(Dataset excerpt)
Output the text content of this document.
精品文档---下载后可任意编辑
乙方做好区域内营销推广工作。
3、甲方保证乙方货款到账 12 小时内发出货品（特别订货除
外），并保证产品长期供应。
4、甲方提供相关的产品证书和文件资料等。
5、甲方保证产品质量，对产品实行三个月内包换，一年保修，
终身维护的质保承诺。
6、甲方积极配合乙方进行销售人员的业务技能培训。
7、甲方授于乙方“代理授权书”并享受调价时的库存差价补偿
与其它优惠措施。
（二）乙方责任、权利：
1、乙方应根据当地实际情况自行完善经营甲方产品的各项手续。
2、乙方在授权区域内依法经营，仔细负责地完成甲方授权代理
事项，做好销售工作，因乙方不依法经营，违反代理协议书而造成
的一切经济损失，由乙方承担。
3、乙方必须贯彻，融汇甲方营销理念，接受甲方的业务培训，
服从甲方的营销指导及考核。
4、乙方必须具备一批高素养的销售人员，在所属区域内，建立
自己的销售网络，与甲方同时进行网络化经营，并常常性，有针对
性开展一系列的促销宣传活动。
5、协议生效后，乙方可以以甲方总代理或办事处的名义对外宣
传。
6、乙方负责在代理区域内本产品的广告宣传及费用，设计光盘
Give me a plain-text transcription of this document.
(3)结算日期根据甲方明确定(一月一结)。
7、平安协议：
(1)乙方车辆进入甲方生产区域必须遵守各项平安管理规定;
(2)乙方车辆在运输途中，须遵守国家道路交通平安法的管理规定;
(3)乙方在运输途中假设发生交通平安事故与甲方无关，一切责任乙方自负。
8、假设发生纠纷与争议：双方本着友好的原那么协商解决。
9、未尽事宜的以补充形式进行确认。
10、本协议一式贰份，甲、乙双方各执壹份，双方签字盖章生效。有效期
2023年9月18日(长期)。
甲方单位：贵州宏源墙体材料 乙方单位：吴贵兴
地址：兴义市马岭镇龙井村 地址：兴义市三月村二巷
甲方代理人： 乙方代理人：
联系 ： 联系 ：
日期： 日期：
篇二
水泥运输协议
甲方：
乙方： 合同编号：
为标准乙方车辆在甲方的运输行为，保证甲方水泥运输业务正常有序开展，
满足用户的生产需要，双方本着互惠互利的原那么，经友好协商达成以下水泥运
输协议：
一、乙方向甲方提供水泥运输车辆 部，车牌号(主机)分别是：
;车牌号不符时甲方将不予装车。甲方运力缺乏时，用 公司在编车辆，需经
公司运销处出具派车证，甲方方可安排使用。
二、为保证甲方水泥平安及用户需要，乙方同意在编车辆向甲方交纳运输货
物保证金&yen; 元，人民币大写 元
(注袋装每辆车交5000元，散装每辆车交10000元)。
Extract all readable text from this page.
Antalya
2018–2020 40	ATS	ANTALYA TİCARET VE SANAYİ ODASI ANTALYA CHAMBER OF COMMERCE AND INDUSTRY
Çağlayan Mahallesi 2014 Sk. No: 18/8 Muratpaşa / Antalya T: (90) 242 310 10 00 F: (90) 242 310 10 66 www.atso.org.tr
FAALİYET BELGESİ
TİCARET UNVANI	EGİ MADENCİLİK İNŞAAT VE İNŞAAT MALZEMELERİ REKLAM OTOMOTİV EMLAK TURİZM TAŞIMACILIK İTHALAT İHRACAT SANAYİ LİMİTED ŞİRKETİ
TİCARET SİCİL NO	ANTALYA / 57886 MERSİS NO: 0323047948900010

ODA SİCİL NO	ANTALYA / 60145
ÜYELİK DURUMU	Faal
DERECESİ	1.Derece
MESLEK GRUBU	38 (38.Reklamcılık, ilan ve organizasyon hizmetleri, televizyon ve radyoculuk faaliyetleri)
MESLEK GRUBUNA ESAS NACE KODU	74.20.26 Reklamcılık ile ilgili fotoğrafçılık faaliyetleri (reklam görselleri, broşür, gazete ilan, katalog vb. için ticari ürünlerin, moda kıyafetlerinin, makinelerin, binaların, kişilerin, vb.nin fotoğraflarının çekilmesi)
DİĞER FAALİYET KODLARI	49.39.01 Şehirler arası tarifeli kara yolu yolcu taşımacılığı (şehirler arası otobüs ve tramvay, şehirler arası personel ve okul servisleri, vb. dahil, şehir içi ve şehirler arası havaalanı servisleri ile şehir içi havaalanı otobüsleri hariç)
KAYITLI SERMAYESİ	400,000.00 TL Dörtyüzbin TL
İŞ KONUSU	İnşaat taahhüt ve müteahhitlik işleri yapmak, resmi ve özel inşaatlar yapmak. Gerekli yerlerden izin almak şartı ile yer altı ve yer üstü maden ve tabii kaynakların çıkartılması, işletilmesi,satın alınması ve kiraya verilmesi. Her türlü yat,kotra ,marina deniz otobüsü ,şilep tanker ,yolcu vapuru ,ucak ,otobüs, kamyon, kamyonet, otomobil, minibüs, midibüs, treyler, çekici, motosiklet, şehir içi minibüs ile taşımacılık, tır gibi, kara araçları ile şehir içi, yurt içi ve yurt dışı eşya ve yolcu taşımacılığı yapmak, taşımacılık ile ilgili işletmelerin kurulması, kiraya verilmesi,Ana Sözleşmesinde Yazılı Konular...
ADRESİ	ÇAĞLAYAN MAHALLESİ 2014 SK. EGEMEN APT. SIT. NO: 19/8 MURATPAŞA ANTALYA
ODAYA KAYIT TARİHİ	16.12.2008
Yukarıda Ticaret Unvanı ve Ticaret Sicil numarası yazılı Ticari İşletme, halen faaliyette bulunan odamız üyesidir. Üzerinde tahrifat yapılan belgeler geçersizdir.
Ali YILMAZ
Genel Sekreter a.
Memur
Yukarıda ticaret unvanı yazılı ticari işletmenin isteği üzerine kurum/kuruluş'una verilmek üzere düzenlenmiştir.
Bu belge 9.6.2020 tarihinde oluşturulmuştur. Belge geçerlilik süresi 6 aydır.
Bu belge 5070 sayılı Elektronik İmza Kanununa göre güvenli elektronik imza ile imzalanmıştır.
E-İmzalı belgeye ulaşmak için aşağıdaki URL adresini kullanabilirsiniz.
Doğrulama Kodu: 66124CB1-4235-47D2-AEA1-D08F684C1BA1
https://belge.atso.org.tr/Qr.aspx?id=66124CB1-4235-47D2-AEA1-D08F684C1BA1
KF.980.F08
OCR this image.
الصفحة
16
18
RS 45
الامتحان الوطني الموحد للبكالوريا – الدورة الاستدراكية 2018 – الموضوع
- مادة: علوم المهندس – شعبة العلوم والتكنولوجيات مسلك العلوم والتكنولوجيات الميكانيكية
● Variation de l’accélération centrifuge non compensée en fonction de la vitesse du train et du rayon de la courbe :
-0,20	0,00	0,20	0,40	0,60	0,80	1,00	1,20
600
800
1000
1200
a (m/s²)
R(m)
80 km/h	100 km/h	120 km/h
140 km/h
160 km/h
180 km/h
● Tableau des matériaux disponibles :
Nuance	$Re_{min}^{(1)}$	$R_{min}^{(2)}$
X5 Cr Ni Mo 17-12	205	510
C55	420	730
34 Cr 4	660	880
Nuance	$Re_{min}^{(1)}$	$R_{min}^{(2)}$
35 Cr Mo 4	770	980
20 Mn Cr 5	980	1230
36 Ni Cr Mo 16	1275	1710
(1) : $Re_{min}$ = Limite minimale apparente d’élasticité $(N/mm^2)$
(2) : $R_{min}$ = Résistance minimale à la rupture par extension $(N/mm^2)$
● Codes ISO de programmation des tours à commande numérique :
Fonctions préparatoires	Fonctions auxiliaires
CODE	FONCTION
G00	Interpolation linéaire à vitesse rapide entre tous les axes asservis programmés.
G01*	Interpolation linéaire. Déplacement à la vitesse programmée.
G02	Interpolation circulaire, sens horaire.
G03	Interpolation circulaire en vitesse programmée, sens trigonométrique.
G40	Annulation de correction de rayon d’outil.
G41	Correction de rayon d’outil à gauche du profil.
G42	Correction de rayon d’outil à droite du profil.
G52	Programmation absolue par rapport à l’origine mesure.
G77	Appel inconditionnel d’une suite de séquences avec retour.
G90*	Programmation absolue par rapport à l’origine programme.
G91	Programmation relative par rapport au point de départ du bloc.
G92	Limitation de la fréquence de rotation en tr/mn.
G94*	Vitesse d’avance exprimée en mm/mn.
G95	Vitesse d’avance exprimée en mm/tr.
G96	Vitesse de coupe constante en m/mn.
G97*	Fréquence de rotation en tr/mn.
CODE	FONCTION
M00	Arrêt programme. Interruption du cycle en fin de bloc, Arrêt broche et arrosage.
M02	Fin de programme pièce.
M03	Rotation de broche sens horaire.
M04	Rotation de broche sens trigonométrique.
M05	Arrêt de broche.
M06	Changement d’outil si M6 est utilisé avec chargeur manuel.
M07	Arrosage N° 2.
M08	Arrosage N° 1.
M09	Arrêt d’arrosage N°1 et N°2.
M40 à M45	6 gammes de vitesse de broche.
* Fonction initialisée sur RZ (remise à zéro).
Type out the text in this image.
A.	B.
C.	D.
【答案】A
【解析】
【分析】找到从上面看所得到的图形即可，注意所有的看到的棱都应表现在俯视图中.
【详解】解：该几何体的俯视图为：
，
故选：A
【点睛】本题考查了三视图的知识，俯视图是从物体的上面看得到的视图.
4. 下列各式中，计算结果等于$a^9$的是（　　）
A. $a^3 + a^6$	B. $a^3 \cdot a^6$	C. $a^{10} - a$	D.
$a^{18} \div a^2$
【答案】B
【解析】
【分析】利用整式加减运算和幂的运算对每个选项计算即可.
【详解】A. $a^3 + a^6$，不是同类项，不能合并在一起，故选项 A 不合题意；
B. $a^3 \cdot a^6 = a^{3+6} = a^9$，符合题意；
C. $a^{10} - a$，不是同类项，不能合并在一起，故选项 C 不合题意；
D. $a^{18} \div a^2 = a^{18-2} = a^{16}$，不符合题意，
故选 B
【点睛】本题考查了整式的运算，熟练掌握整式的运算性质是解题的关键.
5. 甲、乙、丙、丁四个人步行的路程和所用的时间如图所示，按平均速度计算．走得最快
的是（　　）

* [Task objective]:
Return the lines of the records that include the string "Arrêt".

* [Result]:
M00	Arrêt programme. Interruption du cycle en fin de bloc, Arrêt broche et arrosage.
M05	Arrêt de broche.
M09	Arrêt d’arrosage N°1 et N°2.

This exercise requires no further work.